* _TEXT BLOCK_:
Solar power: Limited options for South Africans

The Sishen solar plant plugs 74MW of renewable electricity capacity into SA’s power grid
The Sishen solar plant plugs 74MW of renewable electricity capacity into SA’s power grid
Debbie Yazbeck

Johannesburg - Residential solar power rooftop installations are skyrocketing internationally, but South Africa is still behind the curve due to a lack of innovative financing.

Apart from extending a home loan or taking a personal loan, South Africans have limited financing options available at the moment.

But the banks City Press spoke to this week said pioneering products were on the horizon.

Dirk Visser of Nedbank’s Fair Share 2030 project hub said the company was actively looking at the entire spectrum of efficient and renewable energy solutions – from basic access to energy and solar water heaters for individuals to comprehensive commercial solutions.

“We would like to offer a range of financing solutions that can best respond to specific client needs.

“We believe we can bring some of these financing options to the market relatively soon,” he said.

Several governments, including some in developing countries such as India, are investigating or offering government grants or rebates.

And in the UK, households are cashing in on feed-in tariffs from the power produced by solar roof panels.

Despite Eskom’s woes, the South African government might not be that quick to encourage residential households to start producing their own power.

Electricity tariffs present a huge revenue spinner for municipalities and, if more households leave the grid, it would mean a smaller income for both the state power utility and cash-strapped municipalities.

That means South Africans will have to purchase and finance their own solar systems, with all the switchgear and equipment needed to produce off-the-grid power.

* _PROVIDED RECORDS_:
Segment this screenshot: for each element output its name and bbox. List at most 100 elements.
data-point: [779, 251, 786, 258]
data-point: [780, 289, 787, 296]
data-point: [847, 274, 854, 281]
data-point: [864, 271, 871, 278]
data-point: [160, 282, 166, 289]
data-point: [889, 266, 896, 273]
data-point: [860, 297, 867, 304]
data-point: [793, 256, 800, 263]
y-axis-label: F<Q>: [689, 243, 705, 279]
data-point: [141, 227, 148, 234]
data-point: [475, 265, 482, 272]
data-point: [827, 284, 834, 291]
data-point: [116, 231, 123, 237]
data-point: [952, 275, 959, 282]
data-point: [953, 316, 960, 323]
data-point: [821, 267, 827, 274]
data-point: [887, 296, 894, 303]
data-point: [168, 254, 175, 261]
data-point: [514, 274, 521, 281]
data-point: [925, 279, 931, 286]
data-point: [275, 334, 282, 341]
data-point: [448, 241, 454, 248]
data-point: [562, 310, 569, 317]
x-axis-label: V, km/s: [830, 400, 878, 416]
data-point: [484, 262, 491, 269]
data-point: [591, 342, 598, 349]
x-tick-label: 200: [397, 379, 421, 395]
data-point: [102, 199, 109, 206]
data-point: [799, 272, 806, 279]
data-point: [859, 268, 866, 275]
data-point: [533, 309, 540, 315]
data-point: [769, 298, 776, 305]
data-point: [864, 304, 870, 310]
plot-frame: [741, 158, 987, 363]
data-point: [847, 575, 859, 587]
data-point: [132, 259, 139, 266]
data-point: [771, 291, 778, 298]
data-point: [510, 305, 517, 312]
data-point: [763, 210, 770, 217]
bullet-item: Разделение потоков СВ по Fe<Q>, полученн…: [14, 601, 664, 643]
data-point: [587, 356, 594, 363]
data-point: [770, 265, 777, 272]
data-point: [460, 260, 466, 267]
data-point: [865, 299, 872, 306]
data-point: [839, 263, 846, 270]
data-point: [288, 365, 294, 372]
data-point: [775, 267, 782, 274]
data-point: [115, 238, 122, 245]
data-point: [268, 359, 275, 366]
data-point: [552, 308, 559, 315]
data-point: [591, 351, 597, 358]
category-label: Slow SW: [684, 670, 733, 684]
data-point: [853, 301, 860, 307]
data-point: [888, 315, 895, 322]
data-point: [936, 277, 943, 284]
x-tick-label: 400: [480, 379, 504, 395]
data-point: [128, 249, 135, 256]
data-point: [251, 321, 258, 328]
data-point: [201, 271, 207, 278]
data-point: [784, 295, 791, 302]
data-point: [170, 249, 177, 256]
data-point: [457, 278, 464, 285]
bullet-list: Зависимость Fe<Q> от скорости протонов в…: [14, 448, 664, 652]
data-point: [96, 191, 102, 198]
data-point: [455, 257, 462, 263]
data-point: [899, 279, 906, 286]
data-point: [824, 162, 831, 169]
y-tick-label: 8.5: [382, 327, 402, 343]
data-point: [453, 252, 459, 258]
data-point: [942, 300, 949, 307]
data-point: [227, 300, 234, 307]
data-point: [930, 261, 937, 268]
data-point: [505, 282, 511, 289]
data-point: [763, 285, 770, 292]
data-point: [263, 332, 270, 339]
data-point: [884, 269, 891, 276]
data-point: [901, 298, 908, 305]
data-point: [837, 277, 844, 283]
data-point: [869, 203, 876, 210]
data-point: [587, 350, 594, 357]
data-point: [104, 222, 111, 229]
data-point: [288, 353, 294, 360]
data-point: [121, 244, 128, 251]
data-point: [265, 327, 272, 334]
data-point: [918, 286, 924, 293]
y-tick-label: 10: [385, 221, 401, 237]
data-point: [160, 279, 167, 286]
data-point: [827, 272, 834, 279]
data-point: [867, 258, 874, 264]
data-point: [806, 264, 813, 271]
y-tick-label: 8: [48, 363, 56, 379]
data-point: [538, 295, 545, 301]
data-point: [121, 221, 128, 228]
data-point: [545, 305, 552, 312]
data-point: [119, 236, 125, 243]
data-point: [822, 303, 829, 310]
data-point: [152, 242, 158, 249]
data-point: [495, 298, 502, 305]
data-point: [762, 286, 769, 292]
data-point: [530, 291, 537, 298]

* _YOUR TASK_: Continue the article on solar power financing in South Africa, starting right after its last sentence.

* _ANSWER BOX_:
Although Eskom offered a rebate to switch to a solar water geyser a few years back, its current financial situation is unlikely to see that happening again anytime soon.

Analysts’ calculations have shown that it makes economic sense for homes to have photovoltaic solar panels on their roofs.

Earlier this year, research body the CSIR calculated in a report that residential-sized photovoltaic systems were already a cost-competitive alternative to other new-build options, even with finance fees included.

The cost of rooftop solar power – including financing at an interest rate of 9% – came in at 81 cents per kilowatt-hour.

Power from Medupi and Kusile, which are still under construction, will be sold at 80 cents per kWh, but Eskom’s pricing is also likely to become more expensive.

How other countries finance the residential solar revolution

Internationally, governments and financial institutions are increasingly presenting innovative schemes that are encouraging households to make the switch.

No figures are available for how many home solar systems exist in South Africa, but the CSIR estimates that the country’s total peak capacity is only about 10 MW. This is opposed to the estimate of 1 GW installed in the UK’s residential homes. 

The website Cleantech reported that more than 125 000 homes in the UK installed solar photovoltaic systems on their roofs last year, driven in part by the country’s feed-in tariff.

In Bangladesh, the government is installing more than 80 000 solar home systems every month with the help of a World Bank loan.

In India, the government is considering a tax incentive to encourage households to purchase rooftop solar panels. The Indian government is in discussions with banks to provide easy loans for renewable energy schemes, such as rooftop solar installations.

Americans are also reaping the rewards of pioneering grants and financing. 

Time magazine reported that this year’s first quarter broke records in the US, with 66 440 new solar systems being installed in the first three months of the year. That brings the total number of American households with solar to about 700 000. 

In the US, homeowners who buy their own systems can receive a federal investment tax credit worth 30% of the cost of their system.

But about two-thirds of Americans don’t actually buy their solar systems but opt for solar leases or power-purchase agreements. Such schemes are also popular in the UK. With these agreements, a third party installs and owns the equipment and customers are only charged for the kilowatt-hours of solar power they use.

There is no such agreement yet available in South Africa. 

What are the options?

One of the few dedicated South African green financiers is a company called GreenFin, but their rates at first glance do not seem that competitive.

On the company’s website, the monthly instalment is calculated at an 18% interest rate.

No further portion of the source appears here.